→ **Rows from a figure dataset**:
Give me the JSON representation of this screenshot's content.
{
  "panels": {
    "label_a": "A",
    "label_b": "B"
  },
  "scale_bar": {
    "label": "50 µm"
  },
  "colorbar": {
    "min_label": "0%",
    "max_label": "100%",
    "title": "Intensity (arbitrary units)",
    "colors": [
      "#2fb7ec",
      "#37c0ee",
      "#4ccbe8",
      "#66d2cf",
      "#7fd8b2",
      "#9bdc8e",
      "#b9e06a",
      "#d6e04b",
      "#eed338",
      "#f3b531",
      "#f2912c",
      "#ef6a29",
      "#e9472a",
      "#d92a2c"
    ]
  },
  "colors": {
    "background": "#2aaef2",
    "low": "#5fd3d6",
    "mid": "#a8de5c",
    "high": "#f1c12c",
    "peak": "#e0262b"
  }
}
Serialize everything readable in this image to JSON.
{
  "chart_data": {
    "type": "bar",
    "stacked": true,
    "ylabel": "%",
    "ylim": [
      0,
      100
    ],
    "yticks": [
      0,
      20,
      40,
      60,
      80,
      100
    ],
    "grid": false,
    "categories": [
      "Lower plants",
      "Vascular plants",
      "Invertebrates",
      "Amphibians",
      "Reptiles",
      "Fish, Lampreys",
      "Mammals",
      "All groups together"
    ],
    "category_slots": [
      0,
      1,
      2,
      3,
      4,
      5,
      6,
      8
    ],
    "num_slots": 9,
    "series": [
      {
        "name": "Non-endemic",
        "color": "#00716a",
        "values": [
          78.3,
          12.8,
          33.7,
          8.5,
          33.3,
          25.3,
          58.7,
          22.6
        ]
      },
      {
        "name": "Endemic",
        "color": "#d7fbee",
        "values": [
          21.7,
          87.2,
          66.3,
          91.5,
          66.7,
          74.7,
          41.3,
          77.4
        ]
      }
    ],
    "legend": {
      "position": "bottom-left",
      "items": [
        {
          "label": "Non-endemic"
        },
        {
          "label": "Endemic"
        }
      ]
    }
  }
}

→ **EXERCISE OBJECTIVE**: Find the word "JSON" and list each line it appears in.

→ **RESULT OF THE EXERCISE**:
Give me the JSON representation of this screenshot's content.
Serialize everything readable in this image to JSON.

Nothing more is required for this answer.